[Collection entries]
◇ ◇ ◇ ◇ ◇

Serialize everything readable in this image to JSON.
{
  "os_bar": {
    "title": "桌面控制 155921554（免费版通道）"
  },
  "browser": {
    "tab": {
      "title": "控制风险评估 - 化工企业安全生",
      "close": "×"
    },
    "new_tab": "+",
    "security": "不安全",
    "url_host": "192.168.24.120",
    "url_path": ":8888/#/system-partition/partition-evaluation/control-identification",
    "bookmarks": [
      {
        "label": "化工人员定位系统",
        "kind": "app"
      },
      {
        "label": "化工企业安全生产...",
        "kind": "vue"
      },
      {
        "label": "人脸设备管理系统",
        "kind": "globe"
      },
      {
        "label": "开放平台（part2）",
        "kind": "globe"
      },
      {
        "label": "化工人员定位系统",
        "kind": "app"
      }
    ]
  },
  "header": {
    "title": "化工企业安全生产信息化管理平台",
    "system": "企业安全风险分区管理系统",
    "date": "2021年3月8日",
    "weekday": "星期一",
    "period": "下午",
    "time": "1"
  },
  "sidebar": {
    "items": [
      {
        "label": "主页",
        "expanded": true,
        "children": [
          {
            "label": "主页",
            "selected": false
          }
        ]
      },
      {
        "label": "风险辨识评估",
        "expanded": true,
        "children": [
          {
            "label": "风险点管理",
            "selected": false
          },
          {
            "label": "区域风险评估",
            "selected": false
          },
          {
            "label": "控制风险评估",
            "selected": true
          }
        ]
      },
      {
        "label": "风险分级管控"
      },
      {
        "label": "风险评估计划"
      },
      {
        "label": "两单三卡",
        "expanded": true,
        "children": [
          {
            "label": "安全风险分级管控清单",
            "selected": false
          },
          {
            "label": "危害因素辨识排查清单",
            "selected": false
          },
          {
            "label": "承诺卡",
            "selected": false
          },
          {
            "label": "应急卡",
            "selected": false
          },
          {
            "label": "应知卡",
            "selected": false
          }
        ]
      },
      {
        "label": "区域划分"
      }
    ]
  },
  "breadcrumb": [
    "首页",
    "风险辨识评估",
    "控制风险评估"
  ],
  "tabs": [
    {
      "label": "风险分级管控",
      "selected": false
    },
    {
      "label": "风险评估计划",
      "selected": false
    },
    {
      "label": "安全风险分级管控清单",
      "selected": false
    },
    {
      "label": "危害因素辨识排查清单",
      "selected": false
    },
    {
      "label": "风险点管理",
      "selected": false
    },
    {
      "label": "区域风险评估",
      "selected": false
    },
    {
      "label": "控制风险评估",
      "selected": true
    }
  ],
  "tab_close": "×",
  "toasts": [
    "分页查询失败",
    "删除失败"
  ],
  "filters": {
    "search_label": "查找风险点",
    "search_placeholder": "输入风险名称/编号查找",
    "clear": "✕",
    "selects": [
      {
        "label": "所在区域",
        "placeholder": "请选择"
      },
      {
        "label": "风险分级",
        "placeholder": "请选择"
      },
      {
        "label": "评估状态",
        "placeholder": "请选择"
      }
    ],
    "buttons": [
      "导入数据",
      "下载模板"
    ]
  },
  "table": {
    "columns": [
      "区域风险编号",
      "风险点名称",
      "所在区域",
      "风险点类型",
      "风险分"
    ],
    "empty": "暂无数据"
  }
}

◇ ◇ ◇ ◇ ◇

## Instructions for the task
Filter the data, keeping only the lines that contain "title".

## Complete output
    "title": "桌面控制 155921554（免费版通道）"
      "title": "控制风险评估 - 化工企业安全生",
    "title": "化工企业安全生产信息化管理平台",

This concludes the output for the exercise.